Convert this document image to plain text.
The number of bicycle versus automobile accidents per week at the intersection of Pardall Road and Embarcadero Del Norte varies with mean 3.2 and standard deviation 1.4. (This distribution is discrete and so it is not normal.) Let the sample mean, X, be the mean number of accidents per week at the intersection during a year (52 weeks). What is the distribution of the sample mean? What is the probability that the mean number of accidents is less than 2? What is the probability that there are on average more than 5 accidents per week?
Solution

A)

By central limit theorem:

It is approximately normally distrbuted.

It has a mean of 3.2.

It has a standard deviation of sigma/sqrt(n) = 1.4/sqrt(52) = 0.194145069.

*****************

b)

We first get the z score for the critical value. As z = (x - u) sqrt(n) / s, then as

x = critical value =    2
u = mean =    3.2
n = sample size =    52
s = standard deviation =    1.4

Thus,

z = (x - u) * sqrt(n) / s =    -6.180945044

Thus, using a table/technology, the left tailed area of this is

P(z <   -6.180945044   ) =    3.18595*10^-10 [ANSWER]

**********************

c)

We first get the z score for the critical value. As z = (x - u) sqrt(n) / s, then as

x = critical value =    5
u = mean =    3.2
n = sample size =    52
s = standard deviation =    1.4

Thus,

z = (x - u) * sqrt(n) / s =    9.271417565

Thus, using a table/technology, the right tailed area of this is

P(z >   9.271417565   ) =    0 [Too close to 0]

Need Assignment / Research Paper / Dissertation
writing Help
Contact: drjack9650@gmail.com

...

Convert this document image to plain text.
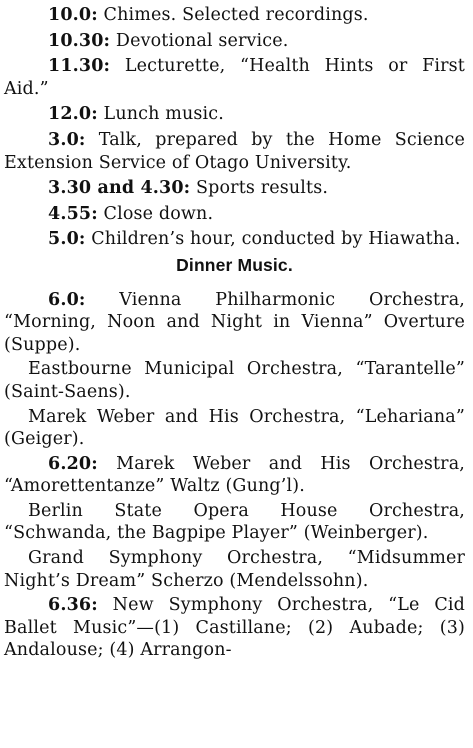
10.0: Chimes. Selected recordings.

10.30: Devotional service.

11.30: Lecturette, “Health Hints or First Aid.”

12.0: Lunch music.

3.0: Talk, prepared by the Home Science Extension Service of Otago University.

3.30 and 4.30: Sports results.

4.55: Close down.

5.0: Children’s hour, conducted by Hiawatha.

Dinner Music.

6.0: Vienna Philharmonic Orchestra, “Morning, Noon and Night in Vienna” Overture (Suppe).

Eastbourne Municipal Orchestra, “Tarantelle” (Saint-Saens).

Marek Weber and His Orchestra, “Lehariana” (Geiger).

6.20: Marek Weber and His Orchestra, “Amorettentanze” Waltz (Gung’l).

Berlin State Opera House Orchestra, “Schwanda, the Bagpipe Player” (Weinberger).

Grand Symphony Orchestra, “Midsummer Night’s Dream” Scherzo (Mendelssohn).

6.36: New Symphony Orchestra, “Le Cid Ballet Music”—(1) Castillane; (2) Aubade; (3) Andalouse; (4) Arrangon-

TASK REQUIREMENTS: Pick out the lines that include the word "Weber" and write them out.

THE OUTPUT:
Marek Weber and His Orchestra, “Lehariana” (Geiger).
6.20: Marek Weber and His Orchestra, “Amorettentanze” Waltz (Gung’l).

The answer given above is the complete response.